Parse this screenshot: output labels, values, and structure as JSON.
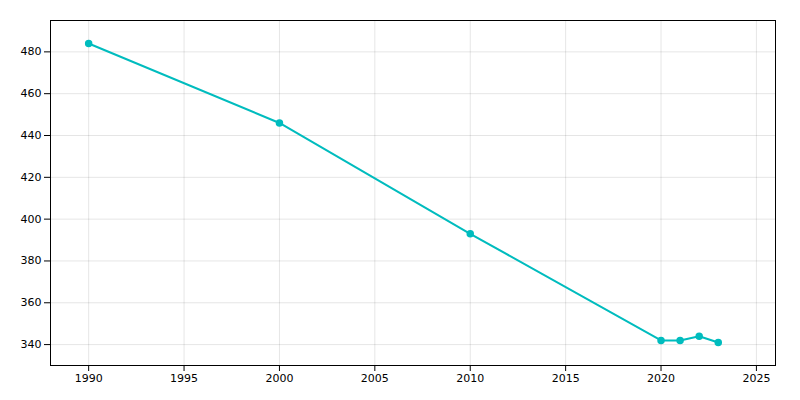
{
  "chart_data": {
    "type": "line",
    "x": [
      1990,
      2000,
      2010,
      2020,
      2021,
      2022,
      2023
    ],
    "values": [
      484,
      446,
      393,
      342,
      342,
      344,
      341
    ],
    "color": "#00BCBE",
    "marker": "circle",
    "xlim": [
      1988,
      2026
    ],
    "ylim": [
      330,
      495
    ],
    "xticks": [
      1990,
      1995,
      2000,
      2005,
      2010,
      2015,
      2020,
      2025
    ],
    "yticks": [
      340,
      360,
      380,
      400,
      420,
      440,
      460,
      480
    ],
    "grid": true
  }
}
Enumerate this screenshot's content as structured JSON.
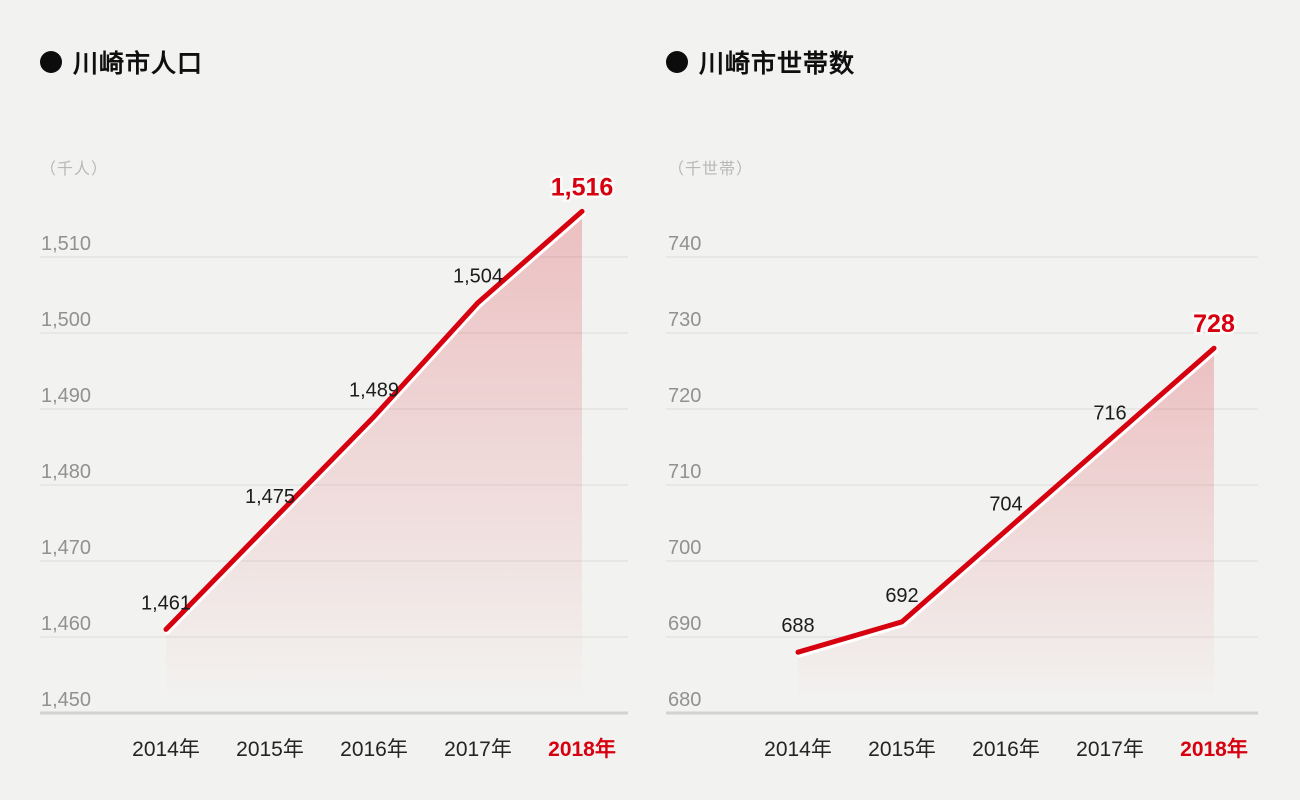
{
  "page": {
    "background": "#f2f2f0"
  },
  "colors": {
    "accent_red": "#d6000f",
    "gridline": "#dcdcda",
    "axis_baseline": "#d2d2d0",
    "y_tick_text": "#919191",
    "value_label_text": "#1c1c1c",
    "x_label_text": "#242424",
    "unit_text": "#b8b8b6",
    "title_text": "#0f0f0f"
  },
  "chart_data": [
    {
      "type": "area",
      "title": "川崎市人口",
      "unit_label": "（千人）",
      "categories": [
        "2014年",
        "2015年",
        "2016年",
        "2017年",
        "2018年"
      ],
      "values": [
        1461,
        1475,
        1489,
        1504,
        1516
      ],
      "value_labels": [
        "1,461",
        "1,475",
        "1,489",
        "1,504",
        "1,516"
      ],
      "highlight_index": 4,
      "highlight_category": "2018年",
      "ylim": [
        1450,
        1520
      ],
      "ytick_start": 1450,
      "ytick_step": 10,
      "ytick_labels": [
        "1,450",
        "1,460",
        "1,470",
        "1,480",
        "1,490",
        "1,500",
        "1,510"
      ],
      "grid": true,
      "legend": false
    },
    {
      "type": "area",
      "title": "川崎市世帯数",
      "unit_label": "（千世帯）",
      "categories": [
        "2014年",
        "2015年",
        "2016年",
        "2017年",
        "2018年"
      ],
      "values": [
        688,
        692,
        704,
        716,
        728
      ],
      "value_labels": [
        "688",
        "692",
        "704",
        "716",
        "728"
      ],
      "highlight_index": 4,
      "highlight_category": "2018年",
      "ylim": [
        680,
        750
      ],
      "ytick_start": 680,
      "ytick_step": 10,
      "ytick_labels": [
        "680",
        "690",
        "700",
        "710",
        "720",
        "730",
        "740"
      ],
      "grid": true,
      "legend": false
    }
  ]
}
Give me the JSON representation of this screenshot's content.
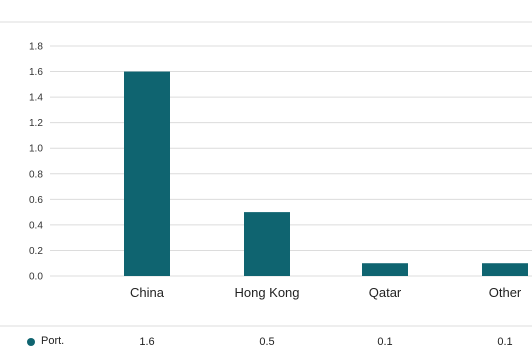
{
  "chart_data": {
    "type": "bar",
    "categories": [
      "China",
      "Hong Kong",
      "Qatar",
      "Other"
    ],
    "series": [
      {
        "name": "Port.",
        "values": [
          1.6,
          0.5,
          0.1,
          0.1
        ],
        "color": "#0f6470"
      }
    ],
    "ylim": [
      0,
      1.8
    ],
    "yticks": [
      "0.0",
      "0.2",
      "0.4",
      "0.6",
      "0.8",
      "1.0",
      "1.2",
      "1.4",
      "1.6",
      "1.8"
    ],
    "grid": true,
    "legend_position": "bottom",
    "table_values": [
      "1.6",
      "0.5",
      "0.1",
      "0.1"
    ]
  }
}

····················

Your task is to retype the lines running from the one that contains "Give me the" through the end of the records, and nothing else. Pictures are not part of the copy.

Give me the JSON representation of this screenshot's content.
{
  "chart_data": {
    "type": "bar",
    "categories": [
      "China",
      "Hong Kong",
      "Qatar",
      "Other"
    ],
    "series": [
      {
        "name": "Port.",
        "values": [
          1.6,
          0.5,
          0.1,
          0.1
        ],
        "color": "#0f6470"
      }
    ],
    "ylim": [
      0,
      1.8
    ],
    "yticks": [
      "0.0",
      "0.2",
      "0.4",
      "0.6",
      "0.8",
      "1.0",
      "1.2",
      "1.4",
      "1.6",
      "1.8"
    ],
    "grid": true,
    "legend_position": "bottom",
    "table_values": [
      "1.6",
      "0.5",
      "0.1",
      "0.1"
    ]
  }
}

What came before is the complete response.